- **Given instruction**: Give all of the lines again, with nothing added or dropped.

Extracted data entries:
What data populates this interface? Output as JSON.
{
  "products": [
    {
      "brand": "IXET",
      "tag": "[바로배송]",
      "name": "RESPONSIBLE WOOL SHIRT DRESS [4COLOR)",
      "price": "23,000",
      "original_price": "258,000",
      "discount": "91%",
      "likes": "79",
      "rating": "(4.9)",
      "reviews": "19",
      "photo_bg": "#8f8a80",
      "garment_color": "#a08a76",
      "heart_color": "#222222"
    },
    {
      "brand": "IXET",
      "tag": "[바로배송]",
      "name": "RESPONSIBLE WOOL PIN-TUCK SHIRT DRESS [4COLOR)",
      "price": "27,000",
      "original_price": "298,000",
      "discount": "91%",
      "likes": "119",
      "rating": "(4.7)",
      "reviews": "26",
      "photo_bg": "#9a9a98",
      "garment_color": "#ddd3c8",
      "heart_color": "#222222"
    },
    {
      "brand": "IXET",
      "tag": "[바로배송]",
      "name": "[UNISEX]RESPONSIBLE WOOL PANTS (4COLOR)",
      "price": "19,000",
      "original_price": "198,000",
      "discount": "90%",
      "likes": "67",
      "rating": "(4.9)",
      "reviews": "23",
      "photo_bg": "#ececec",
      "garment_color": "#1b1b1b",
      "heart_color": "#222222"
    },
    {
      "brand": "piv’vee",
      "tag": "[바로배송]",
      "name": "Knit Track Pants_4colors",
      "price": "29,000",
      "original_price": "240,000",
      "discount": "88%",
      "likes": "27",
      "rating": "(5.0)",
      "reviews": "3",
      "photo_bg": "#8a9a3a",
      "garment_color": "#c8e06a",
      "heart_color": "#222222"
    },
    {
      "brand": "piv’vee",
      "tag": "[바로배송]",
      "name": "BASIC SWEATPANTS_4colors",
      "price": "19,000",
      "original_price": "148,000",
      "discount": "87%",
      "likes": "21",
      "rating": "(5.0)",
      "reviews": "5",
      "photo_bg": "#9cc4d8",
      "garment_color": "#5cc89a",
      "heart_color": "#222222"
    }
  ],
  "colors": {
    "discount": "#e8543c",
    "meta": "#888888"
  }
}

- **Output for this task**:
What data populates this interface? Output as JSON.
{
  "products": [
    {
      "brand": "IXET",
      "tag": "[바로배송]",
      "name": "RESPONSIBLE WOOL SHIRT DRESS [4COLOR)",
      "price": "23,000",
      "original_price": "258,000",
      "discount": "91%",
      "likes": "79",
      "rating": "(4.9)",
      "reviews": "19",
      "photo_bg": "#8f8a80",
      "garment_color": "#a08a76",
      "heart_color": "#222222"
    },
    {
      "brand": "IXET",
      "tag": "[바로배송]",
      "name": "RESPONSIBLE WOOL PIN-TUCK SHIRT DRESS [4COLOR)",
      "price": "27,000",
      "original_price": "298,000",
      "discount": "91%",
      "likes": "119",
      "rating": "(4.7)",
      "reviews": "26",
      "photo_bg": "#9a9a98",
      "garment_color": "#ddd3c8",
      "heart_color": "#222222"
    },
    {
      "brand": "IXET",
      "tag": "[바로배송]",
      "name": "[UNISEX]RESPONSIBLE WOOL PANTS (4COLOR)",
      "price": "19,000",
      "original_price": "198,000",
      "discount": "90%",
      "likes": "67",
      "rating": "(4.9)",
      "reviews": "23",
      "photo_bg": "#ececec",
      "garment_color": "#1b1b1b",
      "heart_color": "#222222"
    },
    {
      "brand": "piv’vee",
      "tag": "[바로배송]",
      "name": "Knit Track Pants_4colors",
      "price": "29,000",
      "original_price": "240,000",
      "discount": "88%",
      "likes": "27",
      "rating": "(5.0)",
      "reviews": "3",
      "photo_bg": "#8a9a3a",
      "garment_color": "#c8e06a",
      "heart_color": "#222222"
    },
    {
      "brand": "piv’vee",
      "tag": "[바로배송]",
      "name": "BASIC SWEATPANTS_4colors",
      "price": "19,000",
      "original_price": "148,000",
      "discount": "87%",
      "likes": "21",
      "rating": "(5.0)",
      "reviews": "5",
      "photo_bg": "#9cc4d8",
      "garment_color": "#5cc89a",
      "heart_color": "#222222"
    }
  ],
  "colors": {
    "discount": "#e8543c",
    "meta": "#888888"
  }
}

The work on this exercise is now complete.